本文抜粋:
────────
黒部ダム、その成り立ちと未来

冨永 健

1.はじめに
北アルプスの山中に位置する黒部ダムは水力発電所として広く知られている一方、著名な観光地としても賑わっている。ここではダム建造の経緯から水力発電の利点、また、他の巨大建造物と比較することで観光やデザイン的魅力を探り、その価値と未来を考える。

2.基本データ
2-1.黒部ダムの位置
鷲羽岳を源に富山湾へと注ぐ黒部川の中流に黒部ダムは位置する。ダムへのアプローチは長野県大町市と富山県立山町を結ぶ「立山黒部アルペンルート(以降アルペンルート)」を利用する。[資料1 図1]

2-2.黒部ダムデータ
形式:アーチ式ドーム越流型
高さ:186m(国内1位)
堤頂長:492m・内左岸ウィングダム69m・内右岸ウィングダム56m
堤頂幅:8.1m
敷幅:39.7m
堤体積:約158万立方メートル(ウィングダム含)
湛水面積:約349万平方メートル
総貯水量:約2億立方メートル
発電量:黒部川第四発電所:年間約10億kWh(黒部川全体の年間の発電量は約31億kWh) [註1]

3.歴史的背景
戦後の荒廃と復興は関西地区に深刻な電力不足をもたらし、経済発展の足枷になっていた。当時の主力発電は石炭や石油を用いた火力だったが、増え続ける電力消費を補うため関西電力は黒部峡谷に水力発電所建設を開始、着工後7年を経た1963年に国内最大級のダム水路式発電所が竣工。これが黒部川第四発電所、通称「黒四・くろよん」である。

4.他の事例との比較:発電
前述したように黒部ダムは観光地として著名だが、ここではまず主目的である「発電」について改めて記述する。

4-1.水力発電が求められた理由
切迫した関西の電力事情を解消する目的で建設された黒部ダムだが、ではなぜ水力発電なのか。まず、国内で採掘される石炭が将来枯渇する可能性があること。為替の変動相場制によって原油価格が変動することや、世界情勢の変化によって原油の安定した供給が不安視されることなどの理由から、火力発電だけに頼らずリスクを分散する目的で水力発電が選択された。[資料2] さらに、わずか3~5分と短い時間で送電できる水力発電は、急激に変化する電力消費に対応できる点でも優れていた。[註2]

4-2.水力発電の利点
東日本大震災以降、原子力発電の安全性を疑問視する声が大きくなっている。一方、火力発電は限りある化石燃料を使用する点、二酸化炭素(CO2)を排出することで地球温暖化防止に逆行する点が問題となる。また、天候に左右されやすい太陽光や風力発電は主流となり得ていない。その結果、現在稼働している水力発電は安定した電力供給が望めることや二酸化炭素を排出しない点で、太陽光や風力発電などと同様に「環境に優しいエネルギー」と再評価されている。[資料3]

5.他の事例との比較:観光
次に黒部ダムを観光の視点から考察する。人は古代から神殿やピラミッドのような巨大建造物に憧れ、また畏敬の念を抱いてきた。現代でも争うかのごとく建設される高層建築をみれば大きさや高さは人を惹きつける重要な要素だと考え、黒部ダムと他の巨大建造物を比較し、その魅力を探ってみる。
────────
課題:
1 - 黒部ダムの文章から「切迫した関西の電力事情を解消する目的で」で始まる段落を選び、主な事実を残したまま箇条書きに書き直すこと。
2 - 黒部ダムの文章から、「黒部ダム、その成り立ちと未来」で始まり「高さ:186m(国内1位)」までの部分を、一字も変えずに書き写すこと。
データは黒部ダムの文章とは関係がない。

提供データ:
────────
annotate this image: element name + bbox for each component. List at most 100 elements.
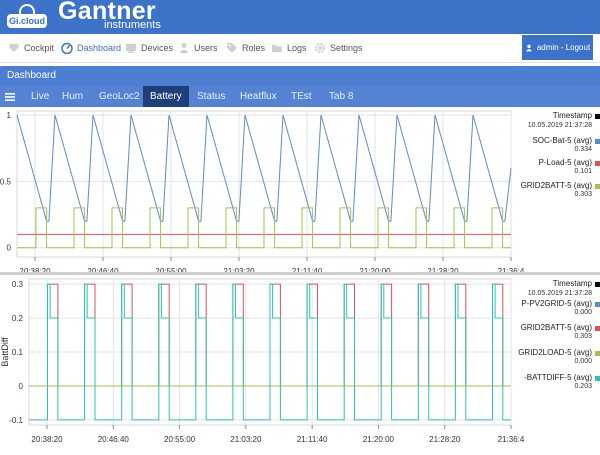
────────
解答例:
1 -
- 黒部ダムは、関西の切迫した電力事情を解消するために建設された。
- 水力発電が選ばれたのは、火力発電だけに頼らずリスクを分散するためである。
- その背景には、国内の石炭が将来枯渇するおそれ、変動相場制による原油価格の変動、世界情勢の変化による原油供給への不安があった。
- 水力発電はわずか3~5分で送電でき、急激に変化する電力消費に対応できる点でも優れていた。

2 -
黒部ダム、その成り立ちと未来

冨永 健

1.はじめに
北アルプスの山中に位置する黒部ダムは水力発電所として広く知られている一方、著名な観光地としても賑わっている。ここではダム建造の経緯から水力発電の利点、また、他の巨大建造物と比較することで観光やデザイン的魅力を探り、その価値と未来を考える。

2.基本データ
2-1.黒部ダムの位置
鷲羽岳を源に富山湾へと注ぐ黒部川の中流に黒部ダムは位置する。ダムへのアプローチは長野県大町市と富山県立山町を結ぶ「立山黒部アルペンルート(以降アルペンルート)」を利用する。[資料1 図1]

2-2.黒部ダムデータ
形式:アーチ式ドーム越流型
高さ:186m(国内1位)